GIVEN REQUEST
Copy each line with the word "特种设备安全监察条例" in it.
================
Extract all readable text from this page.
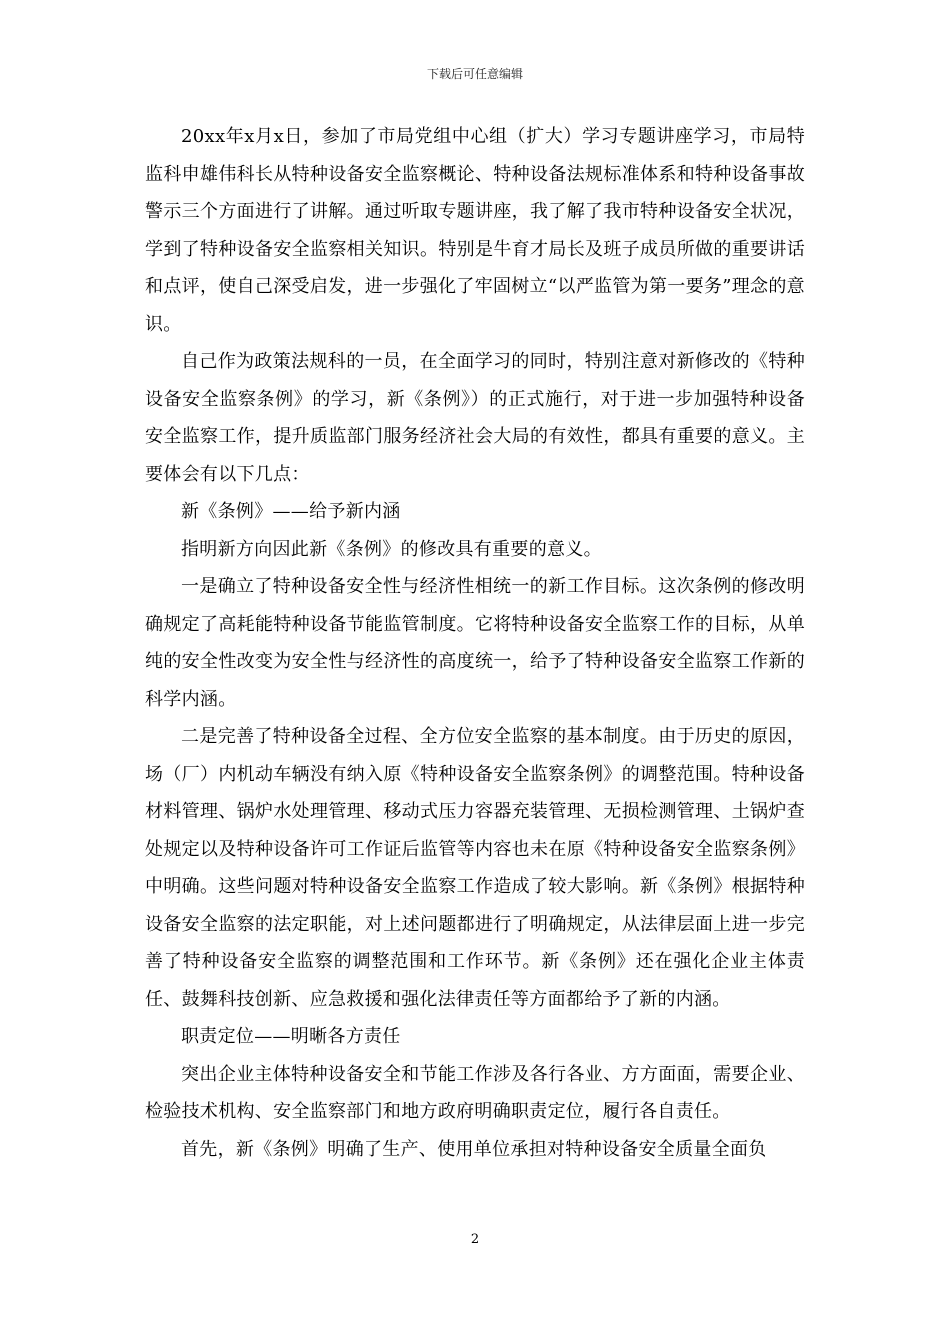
下载后可任意编辑

20xx年x月x日，参加了市局党组中心组（扩大）学习专题讲座学习，市局特监科申雄伟科长从特种设备安全监察概论、特种设备法规标准体系和特种设备事故警示三个方面进行了讲解。通过听取专题讲座，我了解了我市特种设备安全状况，学到了特种设备安全监察相关知识。特别是牛育才局长及班子成员所做的重要讲话和点评，使自己深受启发，进一步强化了牢固树立“以严监管为第一要务”理念的意识。

自己作为政策法规科的一员，在全面学习的同时，特别注意对新修改的《特种设备安全监察条例》的学习，新《条例》）的正式施行，对于进一步加强特种设备安全监察工作，提升质监部门服务经济社会大局的有效性，都具有重要的意义。主要体会有以下几点：

新《条例》——给予新内涵

指明新方向因此新《条例》的修改具有重要的意义。

一是确立了特种设备安全性与经济性相统一的新工作目标。这次条例的修改明确规定了高耗能特种设备节能监管制度。它将特种设备安全监察工作的目标，从单纯的安全性改变为安全性与经济性的高度统一，给予了特种设备安全监察工作新的科学内涵。

二是完善了特种设备全过程、全方位安全监察的基本制度。由于历史的原因，场（厂）内机动车辆没有纳入原《特种设备安全监察条例》的调整范围。特种设备材料管理、锅炉水处理管理、移动式压力容器充装管理、无损检测管理、土锅炉查处规定以及特种设备许可工作证后监管等内容也未在原《特种设备安全监察条例》中明确。这些问题对特种设备安全监察工作造成了较大影响。新《条例》根据特种设备安全监察的法定职能，对上述问题都进行了明确规定，从法律层面上进一步完善了特种设备安全监察的调整范围和工作环节。新《条例》还在强化企业主体责任、鼓舞科技创新、应急救援和强化法律责任等方面都给予了新的内涵。

职责定位——明晰各方责任

突出企业主体特种设备安全和节能工作涉及各行各业、方方面面，需要企业、检验技术机构、安全监察部门和地方政府明确职责定位，履行各自责任。

首先，新《条例》明确了生产、使用单位承担对特种设备安全质量全面负

2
================
SOLUTION BELOW
自己作为政策法规科的一员，在全面学习的同时，特别注意对新修改的《特种设备安全监察条例》的学习，新《条例》）的正式施行，对于进一步加强特种设备安全监察工作，提升质监部门服务经济社会大局的有效性，都具有重要的意义。主要体会有以下几点：
二是完善了特种设备全过程、全方位安全监察的基本制度。由于历史的原因，场（厂）内机动车辆没有纳入原《特种设备安全监察条例》的调整范围。特种设备材料管理、锅炉水处理管理、移动式压力容器充装管理、无损检测管理、土锅炉查处规定以及特种设备许可工作证后监管等内容也未在原《特种设备安全监察条例》中明确。这些问题对特种设备安全监察工作造成了较大影响。新《条例》根据特种设备安全监察的法定职能，对上述问题都进行了明确规定，从法律层面上进一步完善了特种设备安全监察的调整范围和工作环节。新《条例》还在强化企业主体责任、鼓舞科技创新、应急救援和强化法律责任等方面都给予了新的内涵。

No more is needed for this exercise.